### WHAT IS ASKED
All entries should be output exactly as they stand.

## BEGIN GIVEN INFORMATION

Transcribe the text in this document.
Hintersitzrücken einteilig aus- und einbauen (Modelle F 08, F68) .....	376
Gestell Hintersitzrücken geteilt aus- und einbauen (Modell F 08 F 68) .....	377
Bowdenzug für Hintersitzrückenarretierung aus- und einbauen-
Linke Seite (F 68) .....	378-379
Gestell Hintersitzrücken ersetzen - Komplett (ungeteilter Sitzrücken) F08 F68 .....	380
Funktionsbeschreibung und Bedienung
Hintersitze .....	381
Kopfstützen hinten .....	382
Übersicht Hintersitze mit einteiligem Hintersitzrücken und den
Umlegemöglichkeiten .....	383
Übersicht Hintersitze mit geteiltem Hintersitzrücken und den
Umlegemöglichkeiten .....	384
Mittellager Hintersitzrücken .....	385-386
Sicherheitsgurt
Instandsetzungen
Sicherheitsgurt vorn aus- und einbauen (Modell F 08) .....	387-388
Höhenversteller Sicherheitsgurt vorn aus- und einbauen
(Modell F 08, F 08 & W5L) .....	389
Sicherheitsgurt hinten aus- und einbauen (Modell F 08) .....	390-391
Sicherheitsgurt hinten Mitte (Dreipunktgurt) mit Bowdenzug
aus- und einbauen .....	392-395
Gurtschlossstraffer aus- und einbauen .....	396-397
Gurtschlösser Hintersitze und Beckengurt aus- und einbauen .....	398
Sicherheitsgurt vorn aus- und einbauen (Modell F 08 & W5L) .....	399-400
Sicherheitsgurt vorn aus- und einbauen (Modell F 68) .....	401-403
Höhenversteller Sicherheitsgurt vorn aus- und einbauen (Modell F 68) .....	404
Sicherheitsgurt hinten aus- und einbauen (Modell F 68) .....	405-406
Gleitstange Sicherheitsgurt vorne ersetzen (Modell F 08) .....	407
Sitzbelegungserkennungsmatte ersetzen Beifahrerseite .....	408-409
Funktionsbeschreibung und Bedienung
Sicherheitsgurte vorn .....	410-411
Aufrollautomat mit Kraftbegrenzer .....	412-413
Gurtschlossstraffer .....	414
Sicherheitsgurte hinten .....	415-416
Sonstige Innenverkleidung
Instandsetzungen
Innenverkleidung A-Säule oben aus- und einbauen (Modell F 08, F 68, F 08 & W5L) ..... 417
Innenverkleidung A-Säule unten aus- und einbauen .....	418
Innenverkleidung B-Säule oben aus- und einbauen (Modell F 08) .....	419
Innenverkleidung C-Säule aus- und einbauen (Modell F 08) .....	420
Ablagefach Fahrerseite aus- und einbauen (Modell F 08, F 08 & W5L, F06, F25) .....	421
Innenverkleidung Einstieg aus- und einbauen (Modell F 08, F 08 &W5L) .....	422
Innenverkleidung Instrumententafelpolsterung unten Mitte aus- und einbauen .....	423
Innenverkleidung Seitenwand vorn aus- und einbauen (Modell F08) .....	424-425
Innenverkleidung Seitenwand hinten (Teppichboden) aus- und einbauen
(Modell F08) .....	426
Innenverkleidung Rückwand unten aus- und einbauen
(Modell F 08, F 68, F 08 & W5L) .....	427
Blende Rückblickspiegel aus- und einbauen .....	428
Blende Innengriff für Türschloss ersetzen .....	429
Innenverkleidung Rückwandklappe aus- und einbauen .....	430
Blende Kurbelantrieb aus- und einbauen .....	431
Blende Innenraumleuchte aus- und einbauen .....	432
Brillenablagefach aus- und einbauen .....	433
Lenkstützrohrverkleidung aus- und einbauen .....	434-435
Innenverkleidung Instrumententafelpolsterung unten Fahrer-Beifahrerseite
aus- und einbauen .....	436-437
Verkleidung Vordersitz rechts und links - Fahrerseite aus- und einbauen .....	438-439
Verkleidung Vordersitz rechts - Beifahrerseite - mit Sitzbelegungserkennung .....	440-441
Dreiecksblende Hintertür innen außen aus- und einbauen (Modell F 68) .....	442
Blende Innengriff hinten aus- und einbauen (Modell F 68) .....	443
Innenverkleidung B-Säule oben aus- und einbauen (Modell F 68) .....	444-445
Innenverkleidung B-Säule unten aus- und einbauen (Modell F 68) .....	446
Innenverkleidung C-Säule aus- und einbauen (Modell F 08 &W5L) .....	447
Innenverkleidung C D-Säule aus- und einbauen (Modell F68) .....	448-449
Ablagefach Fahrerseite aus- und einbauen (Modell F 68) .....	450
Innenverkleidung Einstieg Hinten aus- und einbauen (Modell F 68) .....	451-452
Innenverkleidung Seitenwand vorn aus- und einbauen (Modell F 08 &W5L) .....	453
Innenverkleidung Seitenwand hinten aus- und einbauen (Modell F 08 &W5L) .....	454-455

## END GIVEN INFORMATION

### EXERCISE RESPONSE
Transcribe the text in this document.
Hintersitzrücken einteilig aus- und einbauen (Modelle F 08, F68) .....	376
Gestell Hintersitzrücken geteilt aus- und einbauen (Modell F 08 F 68) .....	377
Bowdenzug für Hintersitzrückenarretierung aus- und einbauen-
Linke Seite (F 68) .....	378-379
Gestell Hintersitzrücken ersetzen - Komplett (ungeteilter Sitzrücken) F08 F68 .....	380
Funktionsbeschreibung und Bedienung
Hintersitze .....	381
Kopfstützen hinten .....	382
Übersicht Hintersitze mit einteiligem Hintersitzrücken und den
Umlegemöglichkeiten .....	383
Übersicht Hintersitze mit geteiltem Hintersitzrücken und den
Umlegemöglichkeiten .....	384
Mittellager Hintersitzrücken .....	385-386
Sicherheitsgurt
Instandsetzungen
Sicherheitsgurt vorn aus- und einbauen (Modell F 08) .....	387-388
Höhenversteller Sicherheitsgurt vorn aus- und einbauen
(Modell F 08, F 08 & W5L) .....	389
Sicherheitsgurt hinten aus- und einbauen (Modell F 08) .....	390-391
Sicherheitsgurt hinten Mitte (Dreipunktgurt) mit Bowdenzug
aus- und einbauen .....	392-395
Gurtschlossstraffer aus- und einbauen .....	396-397
Gurtschlösser Hintersitze und Beckengurt aus- und einbauen .....	398
Sicherheitsgurt vorn aus- und einbauen (Modell F 08 & W5L) .....	399-400
Sicherheitsgurt vorn aus- und einbauen (Modell F 68) .....	401-403
Höhenversteller Sicherheitsgurt vorn aus- und einbauen (Modell F 68) .....	404
Sicherheitsgurt hinten aus- und einbauen (Modell F 68) .....	405-406
Gleitstange Sicherheitsgurt vorne ersetzen (Modell F 08) .....	407
Sitzbelegungserkennungsmatte ersetzen Beifahrerseite .....	408-409
Funktionsbeschreibung und Bedienung
Sicherheitsgurte vorn .....	410-411
Aufrollautomat mit Kraftbegrenzer .....	412-413
Gurtschlossstraffer .....	414
Sicherheitsgurte hinten .....	415-416
Sonstige Innenverkleidung
Instandsetzungen
Innenverkleidung A-Säule oben aus- und einbauen (Modell F 08, F 68, F 08 & W5L) ..... 417
Innenverkleidung A-Säule unten aus- und einbauen .....	418
Innenverkleidung B-Säule oben aus- und einbauen (Modell F 08) .....	419
Innenverkleidung C-Säule aus- und einbauen (Modell F 08) .....	420
Ablagefach Fahrerseite aus- und einbauen (Modell F 08, F 08 & W5L, F06, F25) .....	421
Innenverkleidung Einstieg aus- und einbauen (Modell F 08, F 08 &W5L) .....	422
Innenverkleidung Instrumententafelpolsterung unten Mitte aus- und einbauen .....	423
Innenverkleidung Seitenwand vorn aus- und einbauen (Modell F08) .....	424-425
Innenverkleidung Seitenwand hinten (Teppichboden) aus- und einbauen
(Modell F08) .....	426
Innenverkleidung Rückwand unten aus- und einbauen
(Modell F 08, F 68, F 08 & W5L) .....	427
Blende Rückblickspiegel aus- und einbauen .....	428
Blende Innengriff für Türschloss ersetzen .....	429
Innenverkleidung Rückwandklappe aus- und einbauen .....	430
Blende Kurbelantrieb aus- und einbauen .....	431
Blende Innenraumleuchte aus- und einbauen .....	432
Brillenablagefach aus- und einbauen .....	433
Lenkstützrohrverkleidung aus- und einbauen .....	434-435
Innenverkleidung Instrumententafelpolsterung unten Fahrer-Beifahrerseite
aus- und einbauen .....	436-437
Verkleidung Vordersitz rechts und links - Fahrerseite aus- und einbauen .....	438-439
Verkleidung Vordersitz rechts - Beifahrerseite - mit Sitzbelegungserkennung .....	440-441
Dreiecksblende Hintertür innen außen aus- und einbauen (Modell F 68) .....	442
Blende Innengriff hinten aus- und einbauen (Modell F 68) .....	443
Innenverkleidung B-Säule oben aus- und einbauen (Modell F 68) .....	444-445
Innenverkleidung B-Säule unten aus- und einbauen (Modell F 68) .....	446
Innenverkleidung C-Säule aus- und einbauen (Modell F 08 &W5L) .....	447
Innenverkleidung C D-Säule aus- und einbauen (Modell F68) .....	448-449
Ablagefach Fahrerseite aus- und einbauen (Modell F 68) .....	450
Innenverkleidung Einstieg Hinten aus- und einbauen (Modell F 68) .....	451-452
Innenverkleidung Seitenwand vorn aus- und einbauen (Modell F 08 &W5L) .....	453
Innenverkleidung Seitenwand hinten aus- und einbauen (Modell F 08 &W5L) .....	454-455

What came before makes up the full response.